- **WHAT THIS TASK INVOLVES**: Collect the lines of the entries where "investment" shows up.

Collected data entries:
## START

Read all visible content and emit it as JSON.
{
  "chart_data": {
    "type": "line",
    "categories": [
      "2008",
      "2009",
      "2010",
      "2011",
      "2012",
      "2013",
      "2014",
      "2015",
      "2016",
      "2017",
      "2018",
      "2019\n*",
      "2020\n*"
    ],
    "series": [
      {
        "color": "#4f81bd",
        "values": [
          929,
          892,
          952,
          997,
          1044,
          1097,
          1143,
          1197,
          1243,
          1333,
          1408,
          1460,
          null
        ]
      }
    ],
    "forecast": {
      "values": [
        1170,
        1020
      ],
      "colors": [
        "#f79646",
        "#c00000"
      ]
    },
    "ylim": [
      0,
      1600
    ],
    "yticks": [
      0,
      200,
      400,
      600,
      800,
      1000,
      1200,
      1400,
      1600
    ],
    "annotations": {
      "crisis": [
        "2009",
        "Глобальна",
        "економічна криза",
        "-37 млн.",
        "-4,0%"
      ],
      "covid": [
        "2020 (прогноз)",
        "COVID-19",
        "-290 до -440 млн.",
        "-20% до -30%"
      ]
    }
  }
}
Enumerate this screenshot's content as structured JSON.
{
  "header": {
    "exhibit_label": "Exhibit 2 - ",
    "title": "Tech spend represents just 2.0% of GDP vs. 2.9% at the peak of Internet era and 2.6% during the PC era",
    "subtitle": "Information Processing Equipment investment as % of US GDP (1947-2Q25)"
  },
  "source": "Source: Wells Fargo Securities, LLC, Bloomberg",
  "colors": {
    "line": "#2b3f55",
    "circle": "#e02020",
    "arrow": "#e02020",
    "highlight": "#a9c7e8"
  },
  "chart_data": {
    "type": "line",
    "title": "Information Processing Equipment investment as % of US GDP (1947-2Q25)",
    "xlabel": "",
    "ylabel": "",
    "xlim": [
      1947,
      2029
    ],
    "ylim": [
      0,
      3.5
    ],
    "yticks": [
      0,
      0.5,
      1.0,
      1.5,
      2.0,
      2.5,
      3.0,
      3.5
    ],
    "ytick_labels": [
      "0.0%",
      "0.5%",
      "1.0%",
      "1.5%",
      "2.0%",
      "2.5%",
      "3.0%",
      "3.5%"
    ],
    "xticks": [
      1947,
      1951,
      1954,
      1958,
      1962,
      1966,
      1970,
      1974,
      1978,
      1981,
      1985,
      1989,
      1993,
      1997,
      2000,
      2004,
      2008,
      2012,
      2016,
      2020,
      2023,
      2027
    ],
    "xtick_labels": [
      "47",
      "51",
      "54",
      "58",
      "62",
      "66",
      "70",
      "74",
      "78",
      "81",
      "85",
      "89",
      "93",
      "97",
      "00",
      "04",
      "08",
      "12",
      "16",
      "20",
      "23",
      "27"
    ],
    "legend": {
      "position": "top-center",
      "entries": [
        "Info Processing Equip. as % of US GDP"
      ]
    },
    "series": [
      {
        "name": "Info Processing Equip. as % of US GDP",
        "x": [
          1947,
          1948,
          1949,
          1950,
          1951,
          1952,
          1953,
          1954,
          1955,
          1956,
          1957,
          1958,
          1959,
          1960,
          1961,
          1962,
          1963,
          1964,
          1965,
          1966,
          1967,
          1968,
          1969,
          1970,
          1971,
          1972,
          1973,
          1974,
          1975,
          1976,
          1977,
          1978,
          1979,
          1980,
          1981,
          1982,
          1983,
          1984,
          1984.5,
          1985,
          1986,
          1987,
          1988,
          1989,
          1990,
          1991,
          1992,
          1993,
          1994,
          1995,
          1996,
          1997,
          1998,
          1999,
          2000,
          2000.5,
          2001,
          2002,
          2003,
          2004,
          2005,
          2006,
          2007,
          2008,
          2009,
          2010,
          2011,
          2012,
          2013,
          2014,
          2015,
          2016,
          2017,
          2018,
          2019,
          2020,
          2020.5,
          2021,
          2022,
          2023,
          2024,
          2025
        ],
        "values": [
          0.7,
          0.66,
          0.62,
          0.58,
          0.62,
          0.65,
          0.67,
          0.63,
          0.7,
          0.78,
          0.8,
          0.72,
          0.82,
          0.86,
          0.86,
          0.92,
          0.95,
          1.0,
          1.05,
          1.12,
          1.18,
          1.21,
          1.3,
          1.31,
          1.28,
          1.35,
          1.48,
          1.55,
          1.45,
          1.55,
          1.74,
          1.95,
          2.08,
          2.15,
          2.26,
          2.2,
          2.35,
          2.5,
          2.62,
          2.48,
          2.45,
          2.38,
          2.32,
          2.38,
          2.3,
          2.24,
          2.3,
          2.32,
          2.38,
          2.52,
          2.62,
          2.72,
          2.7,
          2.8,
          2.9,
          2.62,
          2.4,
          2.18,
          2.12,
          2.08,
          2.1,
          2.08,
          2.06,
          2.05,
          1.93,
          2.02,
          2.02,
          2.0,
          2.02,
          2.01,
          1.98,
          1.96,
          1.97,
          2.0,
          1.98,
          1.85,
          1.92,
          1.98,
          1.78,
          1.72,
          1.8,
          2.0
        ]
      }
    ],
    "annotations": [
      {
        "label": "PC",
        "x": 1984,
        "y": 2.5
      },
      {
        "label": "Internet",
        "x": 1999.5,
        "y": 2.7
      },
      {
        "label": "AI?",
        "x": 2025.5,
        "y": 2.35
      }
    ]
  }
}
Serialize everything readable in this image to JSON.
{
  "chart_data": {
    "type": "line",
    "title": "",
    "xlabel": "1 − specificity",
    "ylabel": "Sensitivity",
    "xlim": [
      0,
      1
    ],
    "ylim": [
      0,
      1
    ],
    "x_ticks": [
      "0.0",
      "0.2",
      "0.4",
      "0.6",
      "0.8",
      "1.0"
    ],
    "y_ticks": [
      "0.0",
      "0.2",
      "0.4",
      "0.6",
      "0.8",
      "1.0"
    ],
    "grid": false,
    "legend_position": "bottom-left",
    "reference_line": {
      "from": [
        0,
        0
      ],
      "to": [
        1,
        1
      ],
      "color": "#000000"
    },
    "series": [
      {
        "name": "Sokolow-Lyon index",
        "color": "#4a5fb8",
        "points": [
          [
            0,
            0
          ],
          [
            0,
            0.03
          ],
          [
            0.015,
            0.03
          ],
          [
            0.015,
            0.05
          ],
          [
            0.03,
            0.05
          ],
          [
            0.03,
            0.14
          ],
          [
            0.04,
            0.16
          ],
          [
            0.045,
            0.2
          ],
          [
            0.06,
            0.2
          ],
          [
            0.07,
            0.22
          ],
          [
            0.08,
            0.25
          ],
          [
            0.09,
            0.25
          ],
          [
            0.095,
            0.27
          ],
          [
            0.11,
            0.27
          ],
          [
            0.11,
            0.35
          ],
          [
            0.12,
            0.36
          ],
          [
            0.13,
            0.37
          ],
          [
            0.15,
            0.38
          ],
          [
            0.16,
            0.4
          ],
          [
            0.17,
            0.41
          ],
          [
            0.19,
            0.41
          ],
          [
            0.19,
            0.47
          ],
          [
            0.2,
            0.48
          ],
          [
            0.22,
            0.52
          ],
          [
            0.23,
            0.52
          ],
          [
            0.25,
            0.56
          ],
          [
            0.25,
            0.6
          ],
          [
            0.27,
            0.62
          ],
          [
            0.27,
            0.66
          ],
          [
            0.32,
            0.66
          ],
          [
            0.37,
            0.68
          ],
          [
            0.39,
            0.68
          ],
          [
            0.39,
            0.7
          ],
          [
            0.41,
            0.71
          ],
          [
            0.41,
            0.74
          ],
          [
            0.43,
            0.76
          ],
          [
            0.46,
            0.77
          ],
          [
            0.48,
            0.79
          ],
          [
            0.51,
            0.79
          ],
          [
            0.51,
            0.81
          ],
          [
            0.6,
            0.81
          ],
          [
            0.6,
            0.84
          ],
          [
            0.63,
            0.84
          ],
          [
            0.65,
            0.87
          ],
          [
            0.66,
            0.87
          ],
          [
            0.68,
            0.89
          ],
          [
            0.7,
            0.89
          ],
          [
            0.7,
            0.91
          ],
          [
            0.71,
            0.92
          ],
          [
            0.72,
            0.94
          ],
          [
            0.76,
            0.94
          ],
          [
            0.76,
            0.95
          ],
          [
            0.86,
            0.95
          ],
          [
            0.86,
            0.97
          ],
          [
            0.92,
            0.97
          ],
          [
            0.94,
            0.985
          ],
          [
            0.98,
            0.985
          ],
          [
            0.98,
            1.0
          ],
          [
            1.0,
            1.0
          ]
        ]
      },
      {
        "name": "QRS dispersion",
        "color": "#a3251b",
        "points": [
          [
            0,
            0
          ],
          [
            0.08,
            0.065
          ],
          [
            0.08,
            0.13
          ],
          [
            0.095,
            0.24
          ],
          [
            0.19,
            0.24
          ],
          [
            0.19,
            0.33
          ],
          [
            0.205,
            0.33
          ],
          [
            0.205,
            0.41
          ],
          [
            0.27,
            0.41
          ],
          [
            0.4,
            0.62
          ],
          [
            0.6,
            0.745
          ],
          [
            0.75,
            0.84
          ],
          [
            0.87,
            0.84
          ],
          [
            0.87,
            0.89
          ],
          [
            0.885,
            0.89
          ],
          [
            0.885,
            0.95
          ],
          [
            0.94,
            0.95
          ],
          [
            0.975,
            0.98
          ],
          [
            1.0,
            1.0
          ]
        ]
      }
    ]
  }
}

## END

- **ANSWER TO THIS PROBLEM**:
    "subtitle": "Information Processing Equipment investment as % of US GDP (1947-2Q25)"
    "title": "Information Processing Equipment investment as % of US GDP (1947-2Q25)",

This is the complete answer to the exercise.